◆ **WHAT THE TASK ASKS**
Each entry below should be echoed exactly, with pictures omitted.

····················

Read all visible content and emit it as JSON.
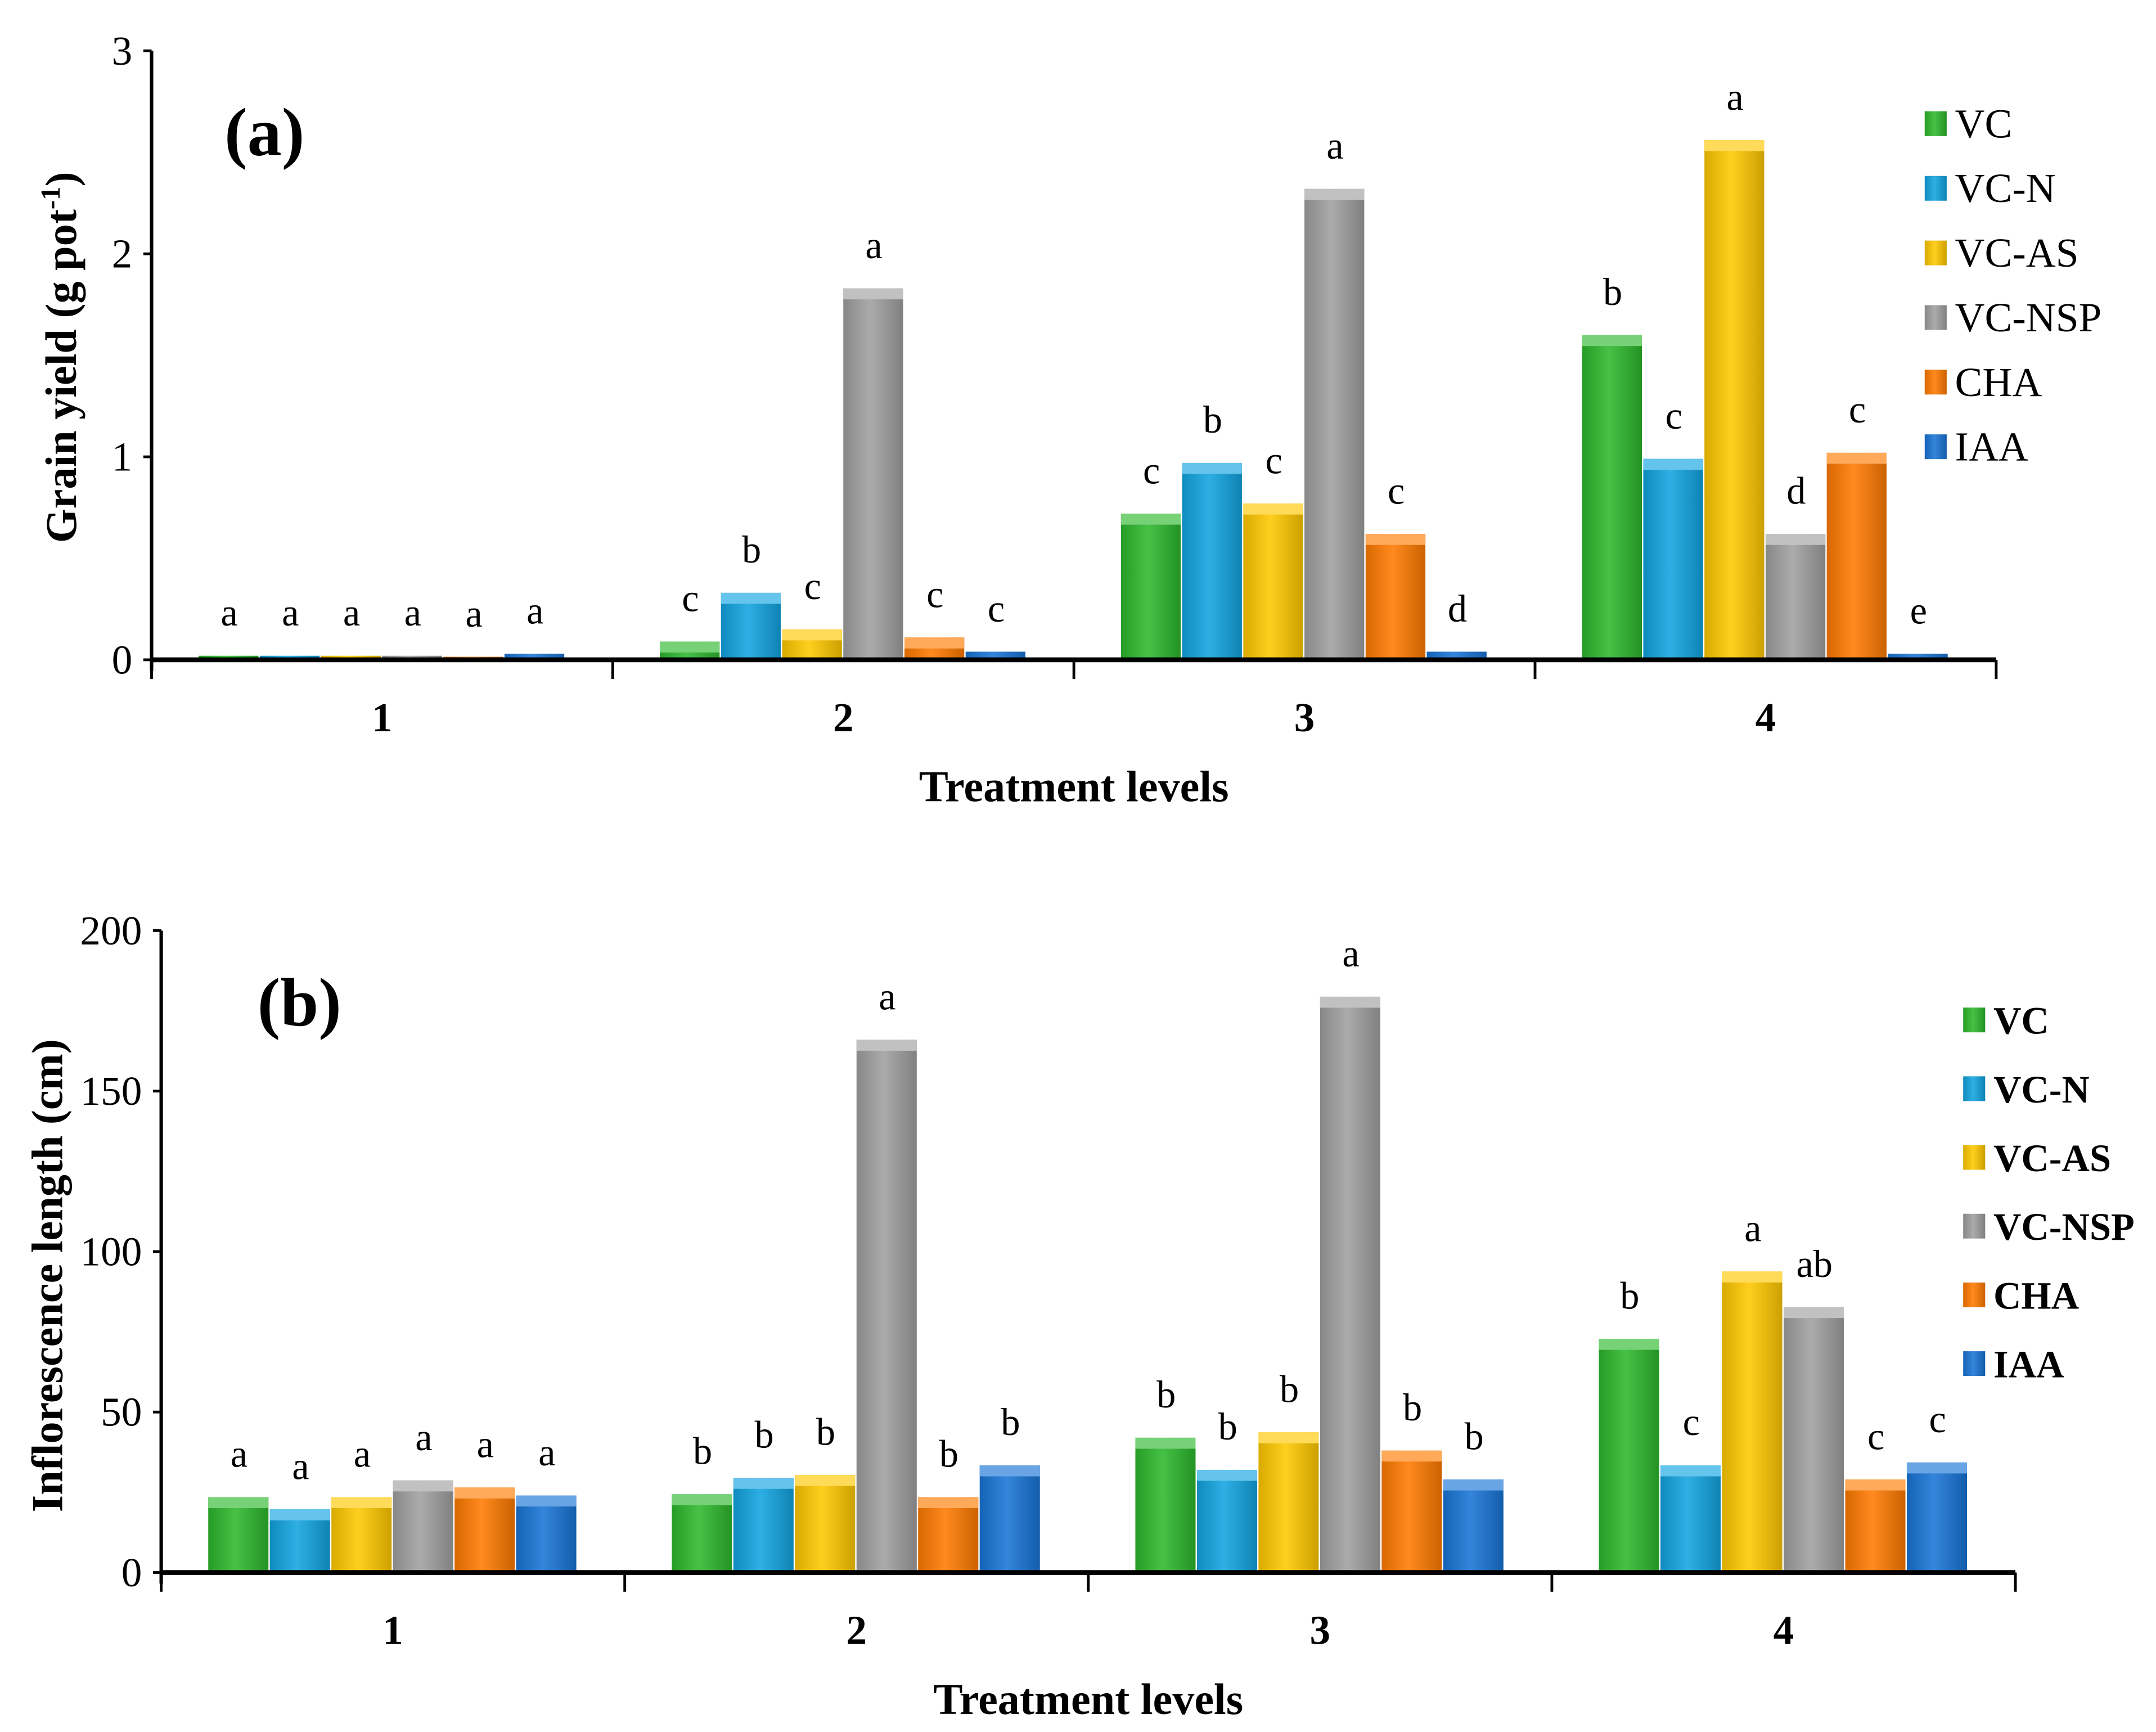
{
  "chart_data": [
    {
      "type": "bar",
      "panel_label": "(a)",
      "xlabel": "Treatment levels",
      "ylabel": "Grain yield (g pot",
      "ylabel_sup": "-1",
      "ylabel_end": ")",
      "ylim": [
        0,
        3
      ],
      "yticks": [
        "0",
        "1",
        "2",
        "3"
      ],
      "categories": [
        "1",
        "2",
        "3",
        "4"
      ],
      "legend_position": "right",
      "series": [
        {
          "name": "VC",
          "color": "#2db82d",
          "values": [
            0.02,
            0.09,
            0.72,
            1.6
          ],
          "letters": [
            "a",
            "c",
            "c",
            "b"
          ]
        },
        {
          "name": "VC-N",
          "color": "#12a4e0",
          "values": [
            0.02,
            0.33,
            0.97,
            0.99
          ],
          "letters": [
            "a",
            "b",
            "b",
            "c"
          ]
        },
        {
          "name": "VC-AS",
          "color": "#ffc800",
          "values": [
            0.02,
            0.15,
            0.77,
            2.56
          ],
          "letters": [
            "a",
            "c",
            "c",
            "a"
          ]
        },
        {
          "name": "VC-NSP",
          "color": "#a0a0a0",
          "values": [
            0.02,
            1.83,
            2.32,
            0.62
          ],
          "letters": [
            "a",
            "a",
            "a",
            "d"
          ]
        },
        {
          "name": "CHA",
          "color": "#ff7a00",
          "values": [
            0.015,
            0.11,
            0.62,
            1.02
          ],
          "letters": [
            "a",
            "c",
            "c",
            "c"
          ]
        },
        {
          "name": "IAA",
          "color": "#1874d6",
          "values": [
            0.03,
            0.04,
            0.04,
            0.03
          ],
          "letters": [
            "a",
            "c",
            "d",
            "e"
          ]
        }
      ]
    },
    {
      "type": "bar",
      "panel_label": "(b)",
      "xlabel": "Treatment levels",
      "ylabel": "Inflorescence length (cm)",
      "ylim": [
        0,
        200
      ],
      "yticks": [
        "0",
        "50",
        "100",
        "150",
        "200"
      ],
      "categories": [
        "1",
        "2",
        "3",
        "4"
      ],
      "legend_position": "right",
      "series": [
        {
          "name": "VC",
          "color": "#2db82d",
          "values": [
            23.5,
            24.4,
            42,
            72.8
          ],
          "letters": [
            "a",
            "b",
            "b",
            "b"
          ]
        },
        {
          "name": "VC-N",
          "color": "#12a4e0",
          "values": [
            19.7,
            29.5,
            32,
            33.4
          ],
          "letters": [
            "a",
            "b",
            "b",
            "c"
          ]
        },
        {
          "name": "VC-AS",
          "color": "#ffc800",
          "values": [
            23.5,
            30.4,
            43.7,
            93.8
          ],
          "letters": [
            "a",
            "b",
            "b",
            "a"
          ]
        },
        {
          "name": "VC-NSP",
          "color": "#a0a0a0",
          "values": [
            28.7,
            166,
            179.4,
            82.7
          ],
          "letters": [
            "a",
            "a",
            "a",
            "ab"
          ]
        },
        {
          "name": "CHA",
          "color": "#ff7a00",
          "values": [
            26.5,
            23.5,
            38,
            29
          ],
          "letters": [
            "a",
            "b",
            "b",
            "c"
          ]
        },
        {
          "name": "IAA",
          "color": "#1874d6",
          "values": [
            24,
            33.4,
            29,
            34.3
          ],
          "letters": [
            "a",
            "b",
            "b",
            "c"
          ]
        }
      ]
    }
  ]
}
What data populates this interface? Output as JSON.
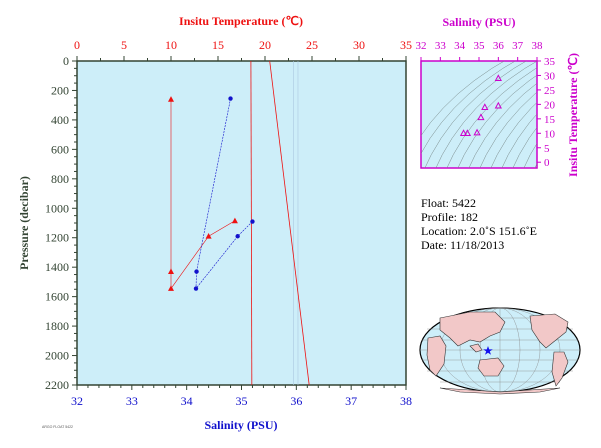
{
  "main_chart": {
    "top_axis_title": "Insitu Temperature (℃)",
    "bottom_axis_title": "Salinity (PSU)",
    "left_axis_title": "Pressure (decibar)",
    "temperature_ticks": [
      "0",
      "5",
      "10",
      "15",
      "20",
      "25",
      "30",
      "35"
    ],
    "salinity_ticks": [
      "32",
      "33",
      "34",
      "35",
      "36",
      "37",
      "38"
    ],
    "pressure_ticks": [
      "0",
      "200",
      "400",
      "600",
      "800",
      "1000",
      "1200",
      "1400",
      "1600",
      "1800",
      "2000",
      "2200"
    ]
  },
  "ts_chart": {
    "top_axis_title": "Salinity (PSU)",
    "right_axis_title": "Insitu Temperature (℃)",
    "salinity_ticks": [
      "32",
      "33",
      "34",
      "35",
      "36",
      "37",
      "38"
    ],
    "temperature_ticks": [
      "0",
      "5",
      "10",
      "15",
      "20",
      "25",
      "30",
      "35"
    ]
  },
  "info": {
    "float": "Float:  5422",
    "profile": "Profile:  182",
    "location": "Location:  2.0˚S  151.6˚E",
    "date": "Date:  11/18/2013"
  },
  "footer_tiny_text": "ARGO FLOAT 5422",
  "colors": {
    "panel_bg": "#cdeef9",
    "temperature": "#ee1111",
    "salinity": "#1111cc",
    "ts_accent": "#cc00cc",
    "axis_green": "#334433",
    "land": "#f2c8c8"
  },
  "chart_data": [
    {
      "type": "line",
      "title": "",
      "x_top_label": "Insitu Temperature (℃)",
      "x_bottom_label": "Salinity (PSU)",
      "ylabel": "Pressure (decibar)",
      "temperature_range": [
        0,
        35
      ],
      "salinity_range": [
        32,
        38
      ],
      "pressure_range": [
        2200,
        0
      ],
      "series": [
        {
          "name": "Insitu Temperature",
          "marker": "triangle",
          "points": [
            {
              "t": 10.0,
              "p": 260
            },
            {
              "t": 10.0,
              "p": 1430
            },
            {
              "t": 10.0,
              "p": 1545
            },
            {
              "t": 14.0,
              "p": 1190
            },
            {
              "t": 16.8,
              "p": 1085
            }
          ]
        },
        {
          "name": "Salinity",
          "marker": "circle",
          "points": [
            {
              "s": 34.8,
              "p": 255
            },
            {
              "s": 34.18,
              "p": 1430
            },
            {
              "s": 34.17,
              "p": 1545
            },
            {
              "s": 34.93,
              "p": 1190
            },
            {
              "s": 35.2,
              "p": 1090
            }
          ]
        }
      ],
      "extra_lines": [
        {
          "t": 18.5,
          "p": 0
        },
        {
          "t": 18.6,
          "p": 2200
        },
        {
          "t": 20.5,
          "p": 0
        },
        {
          "t": 24.7,
          "p": 2200
        }
      ],
      "grid": false
    },
    {
      "type": "scatter",
      "title": "",
      "xlabel": "Salinity (PSU)",
      "ylabel": "Insitu Temperature (℃)",
      "xlim": [
        32,
        38
      ],
      "ylim": [
        -2,
        35
      ],
      "points": [
        {
          "s": 36.0,
          "t": 29.0
        },
        {
          "s": 35.3,
          "t": 19.0
        },
        {
          "s": 36.0,
          "t": 19.5
        },
        {
          "s": 35.1,
          "t": 15.5
        },
        {
          "s": 34.2,
          "t": 10.0
        },
        {
          "s": 34.4,
          "t": 10.0
        },
        {
          "s": 34.9,
          "t": 10.2
        }
      ],
      "density_contours": true,
      "grid": false
    }
  ]
}
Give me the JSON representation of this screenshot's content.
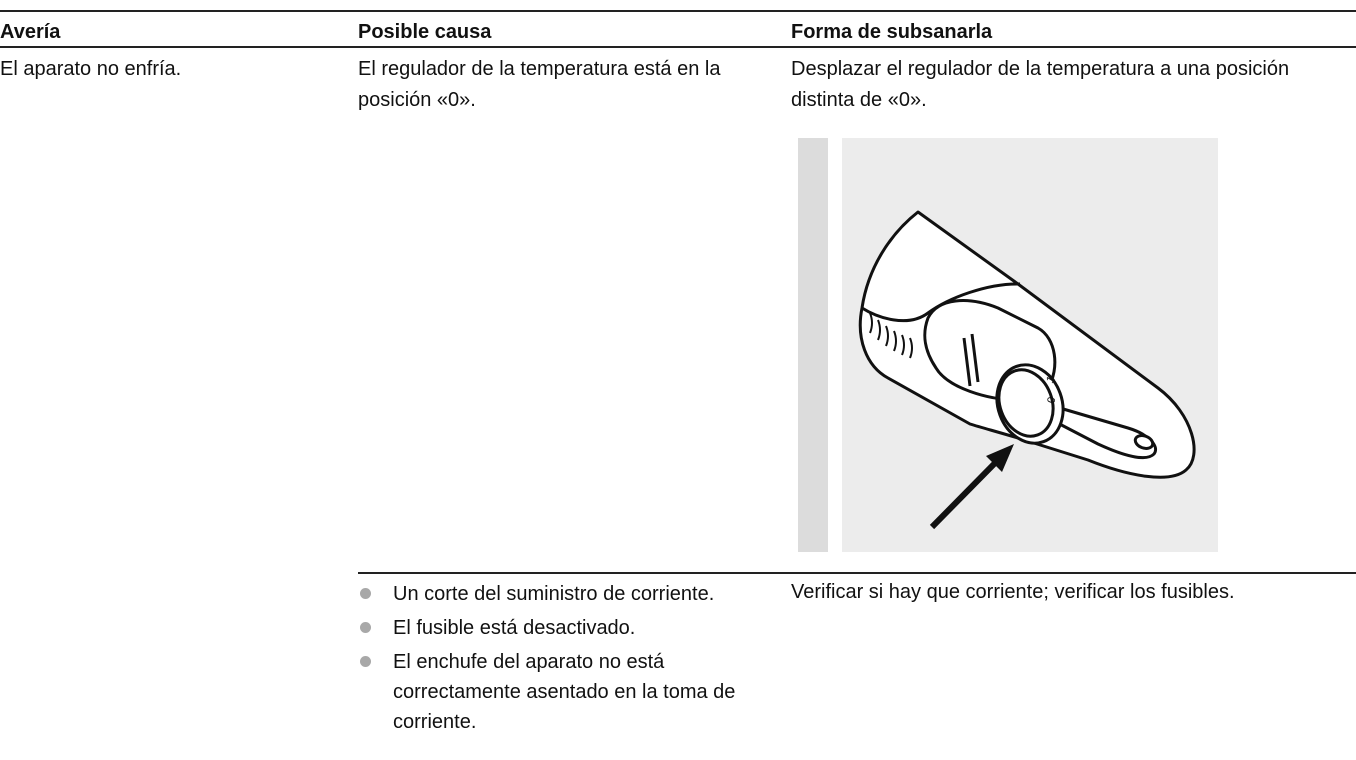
{
  "table": {
    "headers": [
      "Avería",
      "Posible causa",
      "Forma de subsanarla"
    ],
    "rows": [
      {
        "fault": "El aparato no enfría.",
        "cause": "El regulador de la temperatura está en la posición «0».",
        "remedy": "Desplazar el regulador de la temperatura a una posición distinta de «0».",
        "image": {
          "dial_labels": [
            "1",
            "0"
          ]
        }
      },
      {
        "causes": [
          "Un corte del suministro de corriente.",
          "El fusible está desactivado.",
          "El enchufe del aparato no está correctamente asentado en la toma de corriente."
        ],
        "remedy": "Verificar si hay que corriente; verificar los fusibles."
      }
    ]
  }
}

····················

◆ **TASK SOLUTION**
Read all visible content and emit it as JSON.
{
  "chart_data": [
    {
      "type": "bar",
      "panel_label": "(a)",
      "xlabel": "Treatment levels",
      "ylabel": "Grain yield (g pot",
      "ylabel_sup": "-1",
      "ylabel_end": ")",
      "ylim": [
        0,
        3
      ],
      "yticks": [
        "0",
        "1",
        "2",
        "3"
      ],
      "categories": [
        "1",
        "2",
        "3",
        "4"
      ],
      "legend_position": "right",
      "series": [
        {
          "name": "VC",
          "color": "#2db82d",
          "values": [
            0.02,
            0.09,
            0.72,
            1.6
          ],
          "letters": [
            "a",
            "c",
            "c",
            "b"
          ]
        },
        {
          "name": "VC-N",
          "color": "#12a4e0",
          "values": [
            0.02,
            0.33,
            0.97,
            0.99
          ],
          "letters": [
            "a",
            "b",
            "b",
            "c"
          ]
        },
        {
          "name": "VC-AS",
          "color": "#ffc800",
          "values": [
            0.02,
            0.15,
            0.77,
            2.56
          ],
          "letters": [
            "a",
            "c",
            "c",
            "a"
          ]
        },
        {
          "name": "VC-NSP",
          "color": "#a0a0a0",
          "values": [
            0.02,
            1.83,
            2.32,
            0.62
          ],
          "letters": [
            "a",
            "a",
            "a",
            "d"
          ]
        },
        {
          "name": "CHA",
          "color": "#ff7a00",
          "values": [
            0.015,
            0.11,
            0.62,
            1.02
          ],
          "letters": [
            "a",
            "c",
            "c",
            "c"
          ]
        },
        {
          "name": "IAA",
          "color": "#1874d6",
          "values": [
            0.03,
            0.04,
            0.04,
            0.03
          ],
          "letters": [
            "a",
            "c",
            "d",
            "e"
          ]
        }
      ]
    },
    {
      "type": "bar",
      "panel_label": "(b)",
      "xlabel": "Treatment levels",
      "ylabel": "Inflorescence length (cm)",
      "ylim": [
        0,
        200
      ],
      "yticks": [
        "0",
        "50",
        "100",
        "150",
        "200"
      ],
      "categories": [
        "1",
        "2",
        "3",
        "4"
      ],
      "legend_position": "right",
      "series": [
        {
          "name": "VC",
          "color": "#2db82d",
          "values": [
            23.5,
            24.4,
            42,
            72.8
          ],
          "letters": [
            "a",
            "b",
            "b",
            "b"
          ]
        },
        {
          "name": "VC-N",
          "color": "#12a4e0",
          "values": [
            19.7,
            29.5,
            32,
            33.4
          ],
          "letters": [
            "a",
            "b",
            "b",
            "c"
          ]
        },
        {
          "name": "VC-AS",
          "color": "#ffc800",
          "values": [
            23.5,
            30.4,
            43.7,
            93.8
          ],
          "letters": [
            "a",
            "b",
            "b",
            "a"
          ]
        },
        {
          "name": "VC-NSP",
          "color": "#a0a0a0",
          "values": [
            28.7,
            166,
            179.4,
            82.7
          ],
          "letters": [
            "a",
            "a",
            "a",
            "ab"
          ]
        },
        {
          "name": "CHA",
          "color": "#ff7a00",
          "values": [
            26.5,
            23.5,
            38,
            29
          ],
          "letters": [
            "a",
            "b",
            "b",
            "c"
          ]
        },
        {
          "name": "IAA",
          "color": "#1874d6",
          "values": [
            24,
            33.4,
            29,
            34.3
          ],
          "letters": [
            "a",
            "b",
            "b",
            "c"
          ]
        }
      ]
    }
  ]
}
What data populates this interface? Output as JSON.
{
  "main_chart": {
    "top_axis_title": "Insitu Temperature (℃)",
    "bottom_axis_title": "Salinity (PSU)",
    "left_axis_title": "Pressure (decibar)",
    "temperature_ticks": [
      "0",
      "5",
      "10",
      "15",
      "20",
      "25",
      "30",
      "35"
    ],
    "salinity_ticks": [
      "32",
      "33",
      "34",
      "35",
      "36",
      "37",
      "38"
    ],
    "pressure_ticks": [
      "0",
      "200",
      "400",
      "600",
      "800",
      "1000",
      "1200",
      "1400",
      "1600",
      "1800",
      "2000",
      "2200"
    ]
  },
  "ts_chart": {
    "top_axis_title": "Salinity (PSU)",
    "right_axis_title": "Insitu Temperature (℃)",
    "salinity_ticks": [
      "32",
      "33",
      "34",
      "35",
      "36",
      "37",
      "38"
    ],
    "temperature_ticks": [
      "0",
      "5",
      "10",
      "15",
      "20",
      "25",
      "30",
      "35"
    ]
  },
  "info": {
    "float": "Float:  5422",
    "profile": "Profile:  182",
    "location": "Location:  2.0˚S  151.6˚E",
    "date": "Date:  11/18/2013"
  },
  "footer_tiny_text": "ARGO FLOAT 5422",
  "colors": {
    "panel_bg": "#cdeef9",
    "temperature": "#ee1111",
    "salinity": "#1111cc",
    "ts_accent": "#cc00cc",
    "axis_green": "#334433",
    "land": "#f2c8c8"
  },
  "chart_data": [
    {
      "type": "line",
      "title": "",
      "x_top_label": "Insitu Temperature (℃)",
      "x_bottom_label": "Salinity (PSU)",
      "ylabel": "Pressure (decibar)",
      "temperature_range": [
        0,
        35
      ],
      "salinity_range": [
        32,
        38
      ],
      "pressure_range": [
        2200,
        0
      ],
      "series": [
        {
          "name": "Insitu Temperature",
          "marker": "triangle",
          "points": [
            {
              "t": 10.0,
              "p": 260
            },
            {
              "t": 10.0,
              "p": 1430
            },
            {
              "t": 10.0,
              "p": 1545
            },
            {
              "t": 14.0,
              "p": 1190
            },
            {
              "t": 16.8,
              "p": 1085
            }
          ]
        },
        {
          "name": "Salinity",
          "marker": "circle",
          "points": [
            {
              "s": 34.8,
              "p": 255
            },
            {
              "s": 34.18,
              "p": 1430
            },
            {
              "s": 34.17,
              "p": 1545
            },
            {
              "s": 34.93,
              "p": 1190
            },
            {
              "s": 35.2,
              "p": 1090
            }
          ]
        }
      ],
      "extra_lines": [
        {
          "t": 18.5,
          "p": 0
        },
        {
          "t": 18.6,
          "p": 2200
        },
        {
          "t": 20.5,
          "p": 0
        },
        {
          "t": 24.7,
          "p": 2200
        }
      ],
      "grid": false
    },
    {
      "type": "scatter",
      "title": "",
      "xlabel": "Salinity (PSU)",
      "ylabel": "Insitu Temperature (℃)",
      "xlim": [
        32,
        38
      ],
      "ylim": [
        -2,
        35
      ],
      "points": [
        {
          "s": 36.0,
          "t": 29.0
        },
        {
          "s": 35.3,
          "t": 19.0
        },
        {
          "s": 36.0,
          "t": 19.5
        },
        {
          "s": 35.1,
          "t": 15.5
        },
        {
          "s": 34.2,
          "t": 10.0
        },
        {
          "s": 34.4,
          "t": 10.0
        },
        {
          "s": 34.9,
          "t": 10.2
        }
      ],
      "density_contours": true,
      "grid": false
    }
  ]
}
Give me the JSON representation of this screenshot's content.
{
  "table": {
    "headers": [
      "Avería",
      "Posible causa",
      "Forma de subsanarla"
    ],
    "rows": [
      {
        "fault": "El aparato no enfría.",
        "cause": "El regulador de la temperatura está en la posición «0».",
        "remedy": "Desplazar el regulador de la temperatura a una posición distinta de «0».",
        "image": {
          "dial_labels": [
            "1",
            "0"
          ]
        }
      },
      {
        "causes": [
          "Un corte del suministro de corriente.",
          "El fusible está desactivado.",
          "El enchufe del aparato no está correctamente asentado en la toma de corriente."
        ],
        "remedy": "Verificar si hay que corriente; verificar los fusibles."
      }
    ]
  }
}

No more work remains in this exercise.